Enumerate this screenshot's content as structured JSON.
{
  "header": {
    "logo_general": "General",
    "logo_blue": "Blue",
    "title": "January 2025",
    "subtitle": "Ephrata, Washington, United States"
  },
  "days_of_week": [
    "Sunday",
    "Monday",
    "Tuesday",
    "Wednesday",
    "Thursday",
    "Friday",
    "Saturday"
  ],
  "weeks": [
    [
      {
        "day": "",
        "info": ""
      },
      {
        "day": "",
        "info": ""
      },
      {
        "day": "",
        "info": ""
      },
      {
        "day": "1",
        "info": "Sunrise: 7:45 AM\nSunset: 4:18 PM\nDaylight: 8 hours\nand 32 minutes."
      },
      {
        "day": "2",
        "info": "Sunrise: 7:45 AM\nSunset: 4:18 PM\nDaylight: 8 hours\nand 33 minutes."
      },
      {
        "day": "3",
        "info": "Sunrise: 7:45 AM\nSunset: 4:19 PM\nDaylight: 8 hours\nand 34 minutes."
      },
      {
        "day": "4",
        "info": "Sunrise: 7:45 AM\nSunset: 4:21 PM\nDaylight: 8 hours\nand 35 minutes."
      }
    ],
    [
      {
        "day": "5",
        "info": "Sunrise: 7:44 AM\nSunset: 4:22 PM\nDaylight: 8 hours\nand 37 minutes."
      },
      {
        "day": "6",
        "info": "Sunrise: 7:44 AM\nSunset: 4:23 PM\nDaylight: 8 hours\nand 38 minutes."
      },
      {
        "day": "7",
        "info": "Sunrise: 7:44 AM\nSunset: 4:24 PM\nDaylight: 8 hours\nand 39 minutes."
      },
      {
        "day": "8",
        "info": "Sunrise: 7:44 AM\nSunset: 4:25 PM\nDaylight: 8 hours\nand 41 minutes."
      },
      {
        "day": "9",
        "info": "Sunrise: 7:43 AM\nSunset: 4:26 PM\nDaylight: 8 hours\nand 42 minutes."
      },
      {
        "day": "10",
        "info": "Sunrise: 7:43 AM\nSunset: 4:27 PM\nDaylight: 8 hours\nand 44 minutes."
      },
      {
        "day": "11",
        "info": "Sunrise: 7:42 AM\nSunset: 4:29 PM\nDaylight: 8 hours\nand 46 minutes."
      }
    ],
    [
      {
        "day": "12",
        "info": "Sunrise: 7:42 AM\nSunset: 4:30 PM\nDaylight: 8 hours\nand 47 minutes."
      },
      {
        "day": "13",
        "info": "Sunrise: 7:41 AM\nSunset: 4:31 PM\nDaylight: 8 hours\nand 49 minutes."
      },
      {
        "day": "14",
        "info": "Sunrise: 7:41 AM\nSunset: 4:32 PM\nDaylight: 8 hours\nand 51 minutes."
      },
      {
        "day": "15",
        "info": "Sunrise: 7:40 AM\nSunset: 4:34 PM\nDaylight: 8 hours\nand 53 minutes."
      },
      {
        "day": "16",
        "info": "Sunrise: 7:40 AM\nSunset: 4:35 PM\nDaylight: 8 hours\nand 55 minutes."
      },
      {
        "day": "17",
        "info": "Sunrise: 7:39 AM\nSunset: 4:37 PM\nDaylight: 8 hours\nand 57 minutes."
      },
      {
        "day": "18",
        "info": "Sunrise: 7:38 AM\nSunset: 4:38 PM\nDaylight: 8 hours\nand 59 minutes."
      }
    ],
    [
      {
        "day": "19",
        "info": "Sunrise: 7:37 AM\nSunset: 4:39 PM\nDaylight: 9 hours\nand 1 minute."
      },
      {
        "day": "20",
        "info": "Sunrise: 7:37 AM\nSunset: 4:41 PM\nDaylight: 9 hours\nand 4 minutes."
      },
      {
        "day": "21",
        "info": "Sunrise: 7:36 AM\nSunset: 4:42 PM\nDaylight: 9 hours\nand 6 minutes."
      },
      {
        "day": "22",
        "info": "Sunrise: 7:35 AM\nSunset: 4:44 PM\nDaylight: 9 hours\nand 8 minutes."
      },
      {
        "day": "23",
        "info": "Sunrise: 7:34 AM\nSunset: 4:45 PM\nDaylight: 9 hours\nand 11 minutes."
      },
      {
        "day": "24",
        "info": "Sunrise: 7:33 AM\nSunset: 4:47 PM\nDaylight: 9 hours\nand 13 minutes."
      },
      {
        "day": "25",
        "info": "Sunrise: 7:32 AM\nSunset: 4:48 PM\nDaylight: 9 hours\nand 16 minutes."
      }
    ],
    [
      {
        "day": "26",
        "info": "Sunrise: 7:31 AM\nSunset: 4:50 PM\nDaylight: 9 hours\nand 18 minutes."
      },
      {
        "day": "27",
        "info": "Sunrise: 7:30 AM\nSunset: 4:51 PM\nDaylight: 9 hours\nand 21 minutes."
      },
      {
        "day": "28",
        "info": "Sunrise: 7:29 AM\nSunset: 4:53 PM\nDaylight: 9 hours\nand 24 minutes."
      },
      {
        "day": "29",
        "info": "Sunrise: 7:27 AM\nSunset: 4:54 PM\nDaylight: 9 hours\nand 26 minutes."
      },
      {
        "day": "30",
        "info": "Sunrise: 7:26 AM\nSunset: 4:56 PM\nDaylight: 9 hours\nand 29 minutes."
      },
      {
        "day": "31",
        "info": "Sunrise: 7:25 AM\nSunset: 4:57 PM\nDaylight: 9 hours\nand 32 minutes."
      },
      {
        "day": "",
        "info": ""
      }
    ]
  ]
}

_ _ _ _ _ _ _

Transcribe every entry exactly.

Enumerate this screenshot's content as structured JSON.
{
  "header": {
    "logo_general": "General",
    "logo_blue": "Blue",
    "title": "January 2025",
    "subtitle": "Ephrata, Washington, United States"
  },
  "days_of_week": [
    "Sunday",
    "Monday",
    "Tuesday",
    "Wednesday",
    "Thursday",
    "Friday",
    "Saturday"
  ],
  "weeks": [
    [
      {
        "day": "",
        "info": ""
      },
      {
        "day": "",
        "info": ""
      },
      {
        "day": "",
        "info": ""
      },
      {
        "day": "1",
        "info": "Sunrise: 7:45 AM\nSunset: 4:18 PM\nDaylight: 8 hours\nand 32 minutes."
      },
      {
        "day": "2",
        "info": "Sunrise: 7:45 AM\nSunset: 4:18 PM\nDaylight: 8 hours\nand 33 minutes."
      },
      {
        "day": "3",
        "info": "Sunrise: 7:45 AM\nSunset: 4:19 PM\nDaylight: 8 hours\nand 34 minutes."
      },
      {
        "day": "4",
        "info": "Sunrise: 7:45 AM\nSunset: 4:21 PM\nDaylight: 8 hours\nand 35 minutes."
      }
    ],
    [
      {
        "day": "5",
        "info": "Sunrise: 7:44 AM\nSunset: 4:22 PM\nDaylight: 8 hours\nand 37 minutes."
      },
      {
        "day": "6",
        "info": "Sunrise: 7:44 AM\nSunset: 4:23 PM\nDaylight: 8 hours\nand 38 minutes."
      },
      {
        "day": "7",
        "info": "Sunrise: 7:44 AM\nSunset: 4:24 PM\nDaylight: 8 hours\nand 39 minutes."
      },
      {
        "day": "8",
        "info": "Sunrise: 7:44 AM\nSunset: 4:25 PM\nDaylight: 8 hours\nand 41 minutes."
      },
      {
        "day": "9",
        "info": "Sunrise: 7:43 AM\nSunset: 4:26 PM\nDaylight: 8 hours\nand 42 minutes."
      },
      {
        "day": "10",
        "info": "Sunrise: 7:43 AM\nSunset: 4:27 PM\nDaylight: 8 hours\nand 44 minutes."
      },
      {
        "day": "11",
        "info": "Sunrise: 7:42 AM\nSunset: 4:29 PM\nDaylight: 8 hours\nand 46 minutes."
      }
    ],
    [
      {
        "day": "12",
        "info": "Sunrise: 7:42 AM\nSunset: 4:30 PM\nDaylight: 8 hours\nand 47 minutes."
      },
      {
        "day": "13",
        "info": "Sunrise: 7:41 AM\nSunset: 4:31 PM\nDaylight: 8 hours\nand 49 minutes."
      },
      {
        "day": "14",
        "info": "Sunrise: 7:41 AM\nSunset: 4:32 PM\nDaylight: 8 hours\nand 51 minutes."
      },
      {
        "day": "15",
        "info": "Sunrise: 7:40 AM\nSunset: 4:34 PM\nDaylight: 8 hours\nand 53 minutes."
      },
      {
        "day": "16",
        "info": "Sunrise: 7:40 AM\nSunset: 4:35 PM\nDaylight: 8 hours\nand 55 minutes."
      },
      {
        "day": "17",
        "info": "Sunrise: 7:39 AM\nSunset: 4:37 PM\nDaylight: 8 hours\nand 57 minutes."
      },
      {
        "day": "18",
        "info": "Sunrise: 7:38 AM\nSunset: 4:38 PM\nDaylight: 8 hours\nand 59 minutes."
      }
    ],
    [
      {
        "day": "19",
        "info": "Sunrise: 7:37 AM\nSunset: 4:39 PM\nDaylight: 9 hours\nand 1 minute."
      },
      {
        "day": "20",
        "info": "Sunrise: 7:37 AM\nSunset: 4:41 PM\nDaylight: 9 hours\nand 4 minutes."
      },
      {
        "day": "21",
        "info": "Sunrise: 7:36 AM\nSunset: 4:42 PM\nDaylight: 9 hours\nand 6 minutes."
      },
      {
        "day": "22",
        "info": "Sunrise: 7:35 AM\nSunset: 4:44 PM\nDaylight: 9 hours\nand 8 minutes."
      },
      {
        "day": "23",
        "info": "Sunrise: 7:34 AM\nSunset: 4:45 PM\nDaylight: 9 hours\nand 11 minutes."
      },
      {
        "day": "24",
        "info": "Sunrise: 7:33 AM\nSunset: 4:47 PM\nDaylight: 9 hours\nand 13 minutes."
      },
      {
        "day": "25",
        "info": "Sunrise: 7:32 AM\nSunset: 4:48 PM\nDaylight: 9 hours\nand 16 minutes."
      }
    ],
    [
      {
        "day": "26",
        "info": "Sunrise: 7:31 AM\nSunset: 4:50 PM\nDaylight: 9 hours\nand 18 minutes."
      },
      {
        "day": "27",
        "info": "Sunrise: 7:30 AM\nSunset: 4:51 PM\nDaylight: 9 hours\nand 21 minutes."
      },
      {
        "day": "28",
        "info": "Sunrise: 7:29 AM\nSunset: 4:53 PM\nDaylight: 9 hours\nand 24 minutes."
      },
      {
        "day": "29",
        "info": "Sunrise: 7:27 AM\nSunset: 4:54 PM\nDaylight: 9 hours\nand 26 minutes."
      },
      {
        "day": "30",
        "info": "Sunrise: 7:26 AM\nSunset: 4:56 PM\nDaylight: 9 hours\nand 29 minutes."
      },
      {
        "day": "31",
        "info": "Sunrise: 7:25 AM\nSunset: 4:57 PM\nDaylight: 9 hours\nand 32 minutes."
      },
      {
        "day": "",
        "info": ""
      }
    ]
  ]
}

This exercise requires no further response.